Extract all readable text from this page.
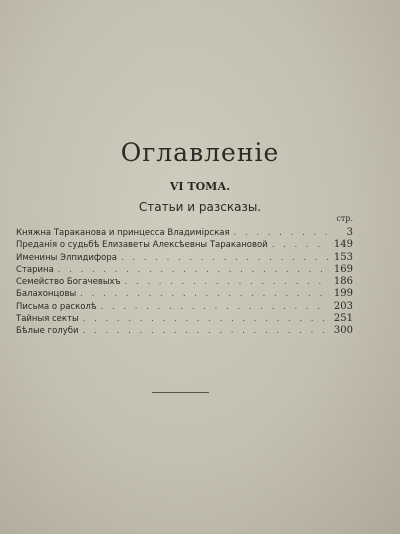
Оглавленiе
VI ТОМА.
Статьи и разсказы.
стр.
Княжна Тараканова и принцесса Владимiрская . . .	3
Преданiя о судьбѣ Елизаветы Алексѣевны Таракановой . . .	149
Именины Элпидифора . . .	153
Старина . . .	169
Семейство Богачевыхъ . . .	186
Балахонцовы . . .	199
Письма о расколѣ . . .	203
Тайныя секты . . .	251
Бѣлые голуби . . .	300
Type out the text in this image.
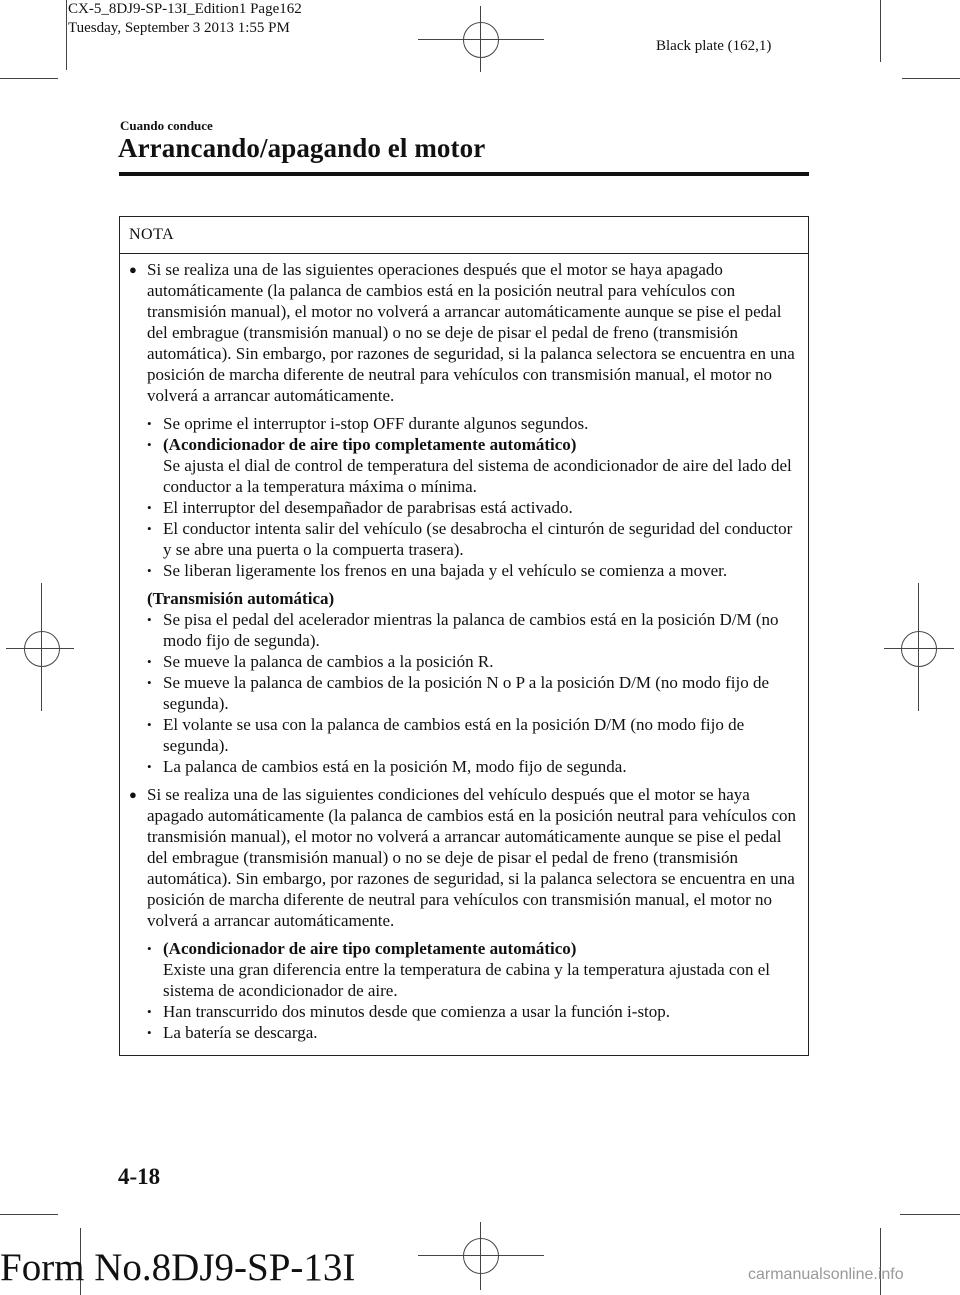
CX-5_8DJ9-SP-13I_Edition1 Page162
Tuesday, September 3 2013 1:55 PM
Black plate (162,1)
Cuando conduce
Arrancando/apagando el motor
NOTA

● Si se realiza una de las siguientes operaciones después que el motor se haya apagado automáticamente (la palanca de cambios está en la posición neutral para vehículos con transmisión manual), el motor no volverá a arrancar automáticamente aunque se pise el pedal del embrague (transmisión manual) o no se deje de pisar el pedal de freno (transmisión automática). Sin embargo, por razones de seguridad, si la palanca selectora se encuentra en una posición de marcha diferente de neutral para vehículos con transmisión manual, el motor no volverá a arrancar automáticamente.

• Se oprime el interruptor i-stop OFF durante algunos segundos.

• (Acondicionador de aire tipo completamente automático)
Se ajusta el dial de control de temperatura del sistema de acondicionador de aire del lado del conductor a la temperatura máxima o mínima.

• El interruptor del desempañador de parabrisas está activado.

• El conductor intenta salir del vehículo (se desabrocha el cinturón de seguridad del conductor y se abre una puerta o la compuerta trasera).

• Se liberan ligeramente los frenos en una bajada y el vehículo se comienza a mover.

(Transmisión automática)

• Se pisa el pedal del acelerador mientras la palanca de cambios está en la posición D/M (no modo fijo de segunda).

• Se mueve la palanca de cambios a la posición R.

• Se mueve la palanca de cambios de la posición N o P a la posición D/M (no modo fijo de segunda).

• El volante se usa con la palanca de cambios está en la posición D/M (no modo fijo de segunda).

• La palanca de cambios está en la posición M, modo fijo de segunda.

● Si se realiza una de las siguientes condiciones del vehículo después que el motor se haya apagado automáticamente (la palanca de cambios está en la posición neutral para vehículos con transmisión manual), el motor no volverá a arrancar automáticamente aunque se pise el pedal del embrague (transmisión manual) o no se deje de pisar el pedal de freno (transmisión automática). Sin embargo, por razones de seguridad, si la palanca selectora se encuentra en una posición de marcha diferente de neutral para vehículos con transmisión manual, el motor no volverá a arrancar automáticamente.

• (Acondicionador de aire tipo completamente automático)
Existe una gran diferencia entre la temperatura de cabina y la temperatura ajustada con el sistema de acondicionador de aire.

• Han transcurrido dos minutos desde que comienza a usar la función i-stop.

• La batería se descarga.

4-18
Form No.8DJ9-SP-13I	carmanualsonline.info
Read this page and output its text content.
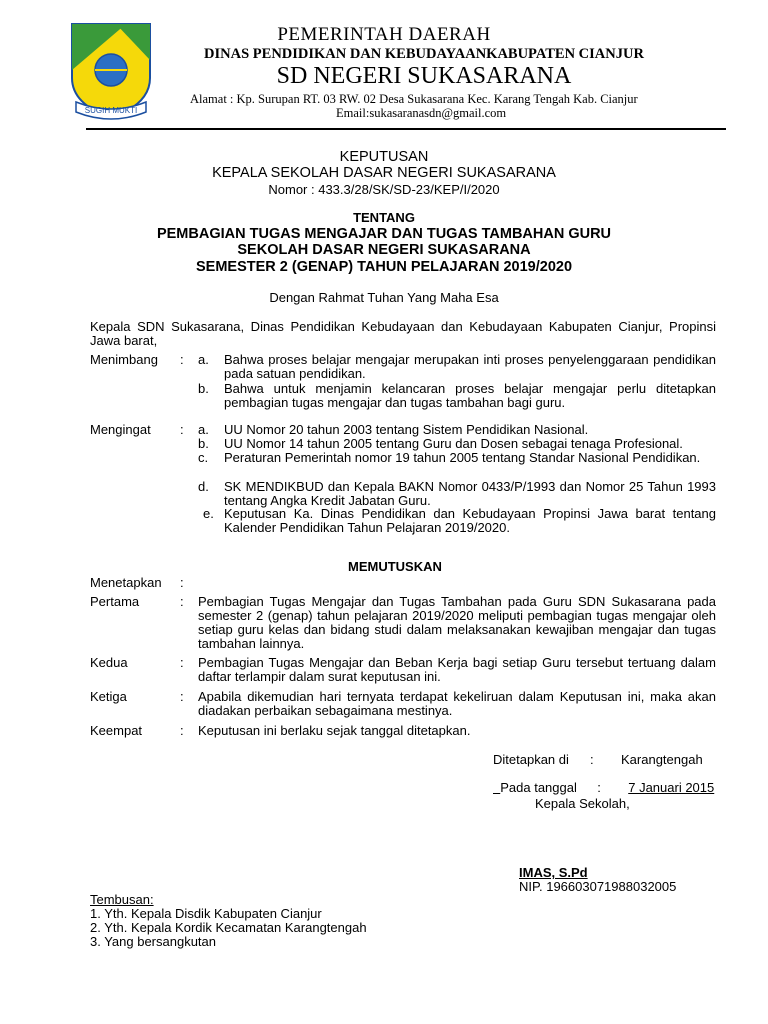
SUGIH MUKTI
PEMERINTAH DAERAH
DINAS PENDIDIKAN DAN KEBUDAYAANKABUPATEN CIANJUR
SD NEGERI SUKASARANA
Alamat : Kp. Surupan RT. 03 RW. 02 Desa Sukasarana Kec. Karang Tengah Kab. Cianjur
Email:sukasaranasdn@gmail.com
KEPUTUSAN
KEPALA SEKOLAH DASAR NEGERI SUKASARANA
Nomor : 433.3/28/SK/SD-23/KEP/I/2020
TENTANG
PEMBAGIAN TUGAS MENGAJAR DAN TUGAS TAMBAHAN GURU
SEKOLAH DASAR NEGERI SUKASARANA
SEMESTER 2 (GENAP) TAHUN PELAJARAN 2019/2020
Dengan Rahmat Tuhan Yang Maha Esa
Kepala SDN Sukasarana, Dinas Pendidikan Kebudayaan dan Kebudayaan Kabupaten Cianjur, Propinsi Jawa barat,
Menimbang : a. Bahwa proses belajar mengajar merupakan inti proses penyelenggaraan pendidikan pada satuan pendidikan.
b. Bahwa untuk menjamin kelancaran proses belajar mengajar perlu ditetapkan pembagian tugas mengajar dan tugas tambahan bagi guru.
Mengingat : a. UU Nomor 20 tahun 2003 tentang Sistem Pendidikan Nasional.
b. UU Nomor 14 tahun 2005 tentang Guru dan Dosen sebagai tenaga Profesional.
c. Peraturan Pemerintah nomor 19 tahun 2005 tentang Standar Nasional Pendidikan.
d. SK MENDIKBUD dan Kepala BAKN Nomor 0433/P/1993 dan Nomor 25 Tahun 1993 tentang Angka Kredit Jabatan Guru.
e. Keputusan Ka. Dinas Pendidikan dan Kebudayaan Propinsi Jawa barat tentang Kalender Pendidikan Tahun Pelajaran 2019/2020.
MEMUTUSKAN
Menetapkan :
Pertama	: Pembagian Tugas Mengajar dan Tugas Tambahan pada Guru SDN Sukasarana pada semester 2 (genap) tahun pelajaran 2019/2020 meliputi pembagian tugas mengajar oleh setiap guru kelas dan bidang studi dalam melaksanakan kewajiban mengajar dan tugas tambahan lainnya.
Kedua	: Pembagian Tugas Mengajar dan Beban Kerja bagi setiap Guru tersebut tertuang dalam daftar terlampir dalam surat keputusan ini.
Ketiga	: Apabila dikemudian hari ternyata terdapat kekeliruan dalam Keputusan ini, maka akan diadakan perbaikan sebagaimana mestinya.
Keempat	: Keputusan ini berlaku sejak tanggal ditetapkan.
Ditetapkan di : Karangtengah

Pada tanggal : 7 Januari 2015

Kepala Sekolah,
IMAS, S.Pd
NIP. 196603071988032005
Tembusan:
1. Yth. Kepala Disdik Kabupaten Cianjur
2. Yth. Kepala Kordik Kecamatan Karangtengah
3. Yang bersangkutan
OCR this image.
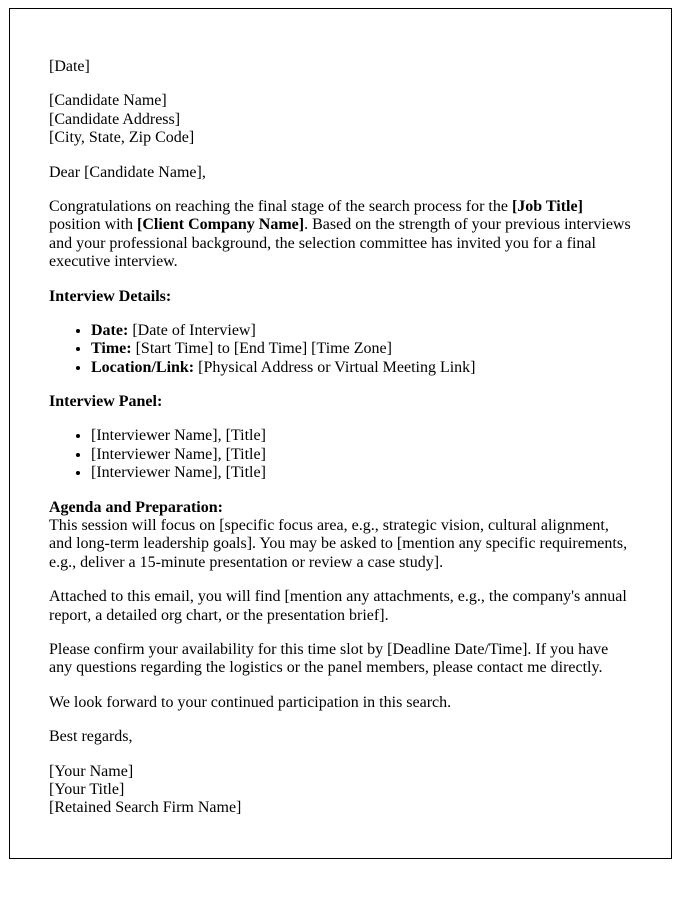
[Date]

[Candidate Name]
[Candidate Address]
[City, State, Zip Code]

Dear [Candidate Name],

Congratulations on reaching the final stage of the search process for the [Job Title] position with [Client Company Name]. Based on the strength of your previous interviews and your professional background, the selection committee has invited you for a final executive interview.

Interview Details:

• Date: [Date of Interview]
• Time: [Start Time] to [End Time] [Time Zone]
• Location/Link: [Physical Address or Virtual Meeting Link]

Interview Panel:

• [Interviewer Name], [Title]
• [Interviewer Name], [Title]
• [Interviewer Name], [Title]

Agenda and Preparation:

This session will focus on [specific focus area, e.g., strategic vision, cultural alignment, and long-term leadership goals]. You may be asked to [mention any specific requirements, e.g., deliver a 15-minute presentation or review a case study].

Attached to this email, you will find [mention any attachments, e.g., the company's annual report, a detailed org chart, or the presentation brief].

Please confirm your availability for this time slot by [Deadline Date/Time]. If you have any questions regarding the logistics or the panel members, please contact me directly.

We look forward to your continued participation in this search.

Best regards,

[Your Name]
[Your Title]
[Retained Search Firm Name]
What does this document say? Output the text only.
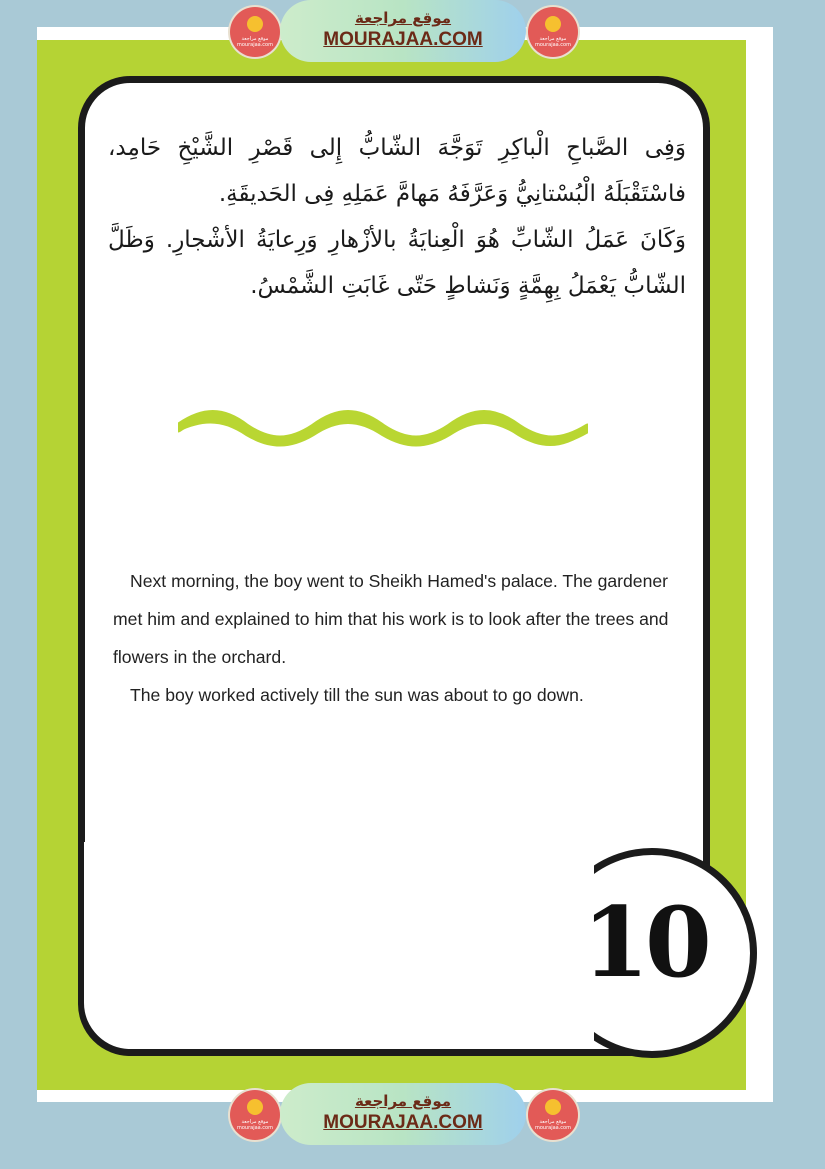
10

وَفِى الصَّباحِ الْباكِرِ تَوَجَّهَ الشّابُّ إِلى قَصْرِ الشَّيْخِ حَامِد، فاسْتَقْبَلَهُ الْبُسْتانِيُّ وَعَرَّفَهُ مَهامَّ عَمَلِهِ فِى الحَديقَةِ.

وَكَانَ عَمَلُ الشّابِّ هُوَ الْعِنايَةُ بالأزْهارِ وَرِعايَةُ الأشْجارِ. وَظَلَّ الشّابُّ يَعْمَلُ بِهِمَّةٍ وَنَشاطٍ حَتّى غَابَتِ الشَّمْسُ.

Next morning, the boy went to Sheikh Hamed's palace. The gardener met him and explained to him that his work is to look after the trees and flowers in the orchard.

The boy worked actively till the sun was about to go down.

موقع مراجعة mourajaa.com
موقع مراجعة
MOURAJAA.COM	موقع مراجعة mourajaa.com
موقع مراجعة mourajaa.com
موقع مراجعة
MOURAJAA.COM	موقع مراجعة mourajaa.com
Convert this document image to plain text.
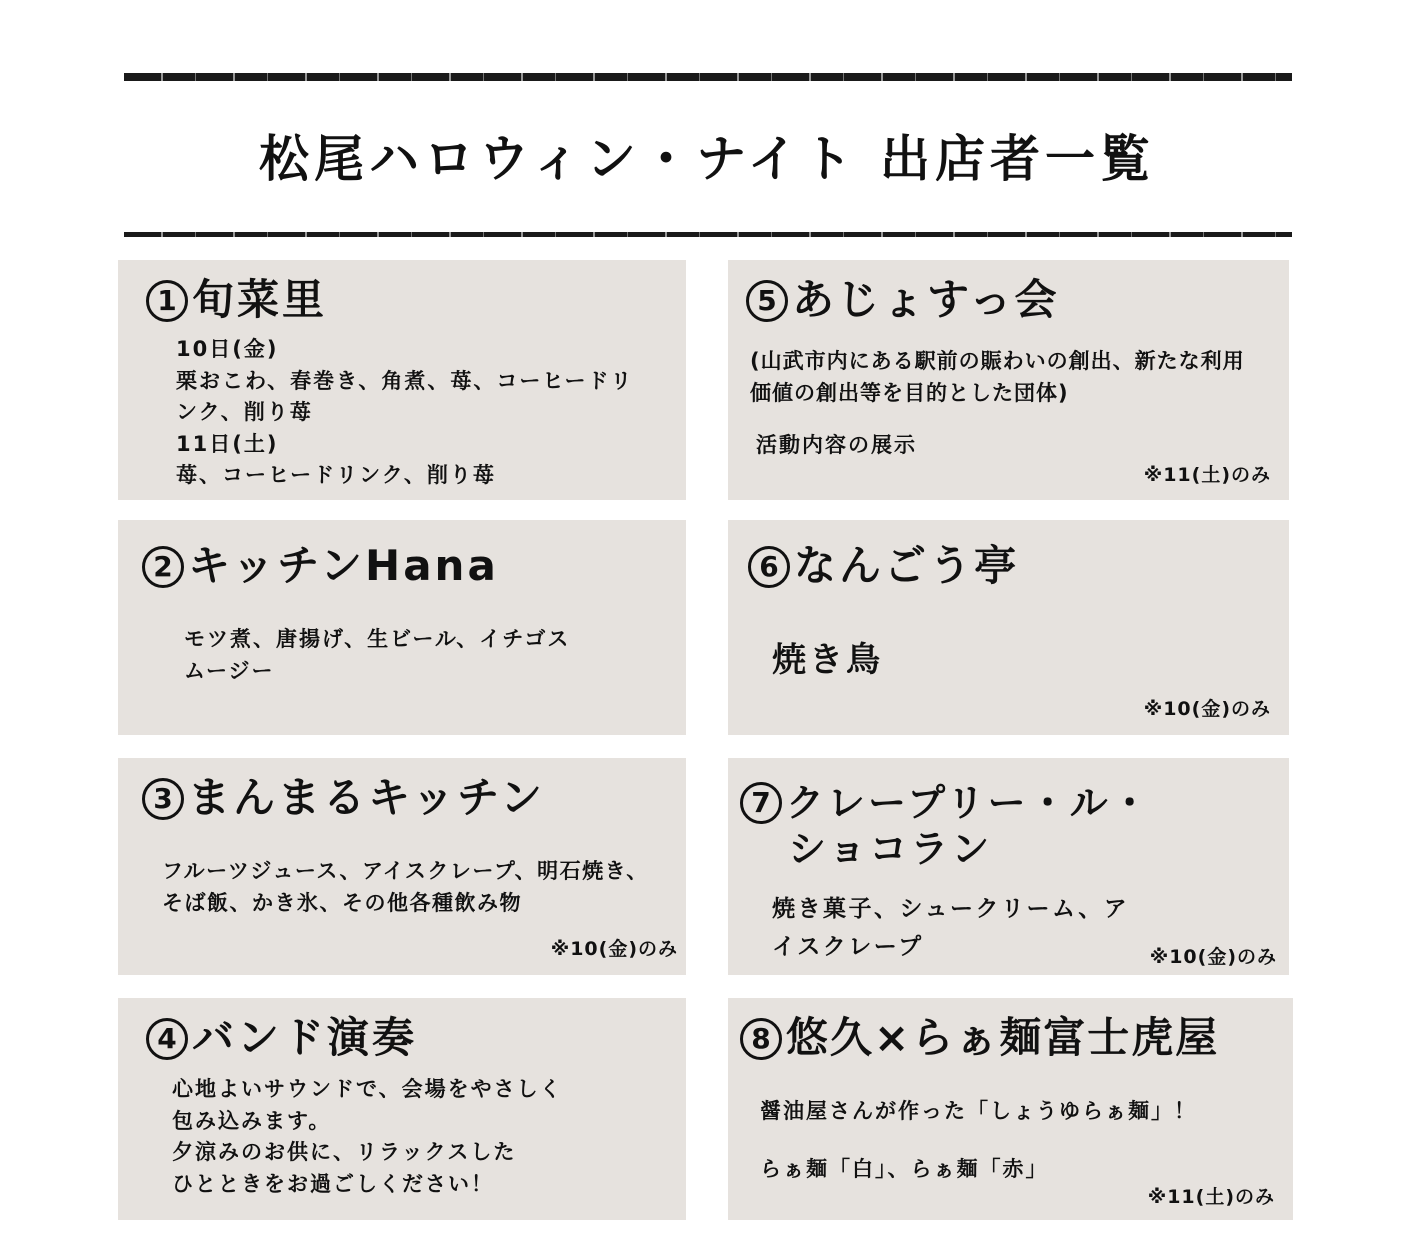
松尾ハロウィン・ナイト 出店者一覧
1 旬菜里
10日(金)
栗おこわ、春巻き、角煮、苺、コーヒードリ
ンク、削り苺
11日(土)
苺、コーヒードリンク、削り苺
2 キッチンHana
モツ煮、唐揚げ、生ビール、イチゴス
ムージー
3 まんまるキッチン
フルーツジュース、アイスクレープ、明石焼き、
そば飯、かき氷、その他各種飲み物
※10(金)のみ
4 バンド演奏
心地よいサウンドで、会場をやさしく
包み込みます。
夕涼みのお供に、リラックスした
ひとときをお過ごしください！
5 あじょすっ会
(山武市内にある駅前の賑わいの創出、新たな利用
価値の創出等を目的とした団体)
活動内容の展示
※11(土)のみ
6 なんごう亭
焼き鳥
※10(金)のみ
7 クレープリー・ル・
ショコラン
焼き菓子、シュークリーム、ア
イスクレープ	※10(金)のみ
8 悠久×らぁ麺富士虎屋
醤油屋さんが作った「しょうゆらぁ麺」！
らぁ麺「白」、らぁ麺「赤」
※11(土)のみ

*Aim*
Among the entries, how many lines include the word "Karangtengah"? Answer with a single number and nothing further.

*Finished exercise*
2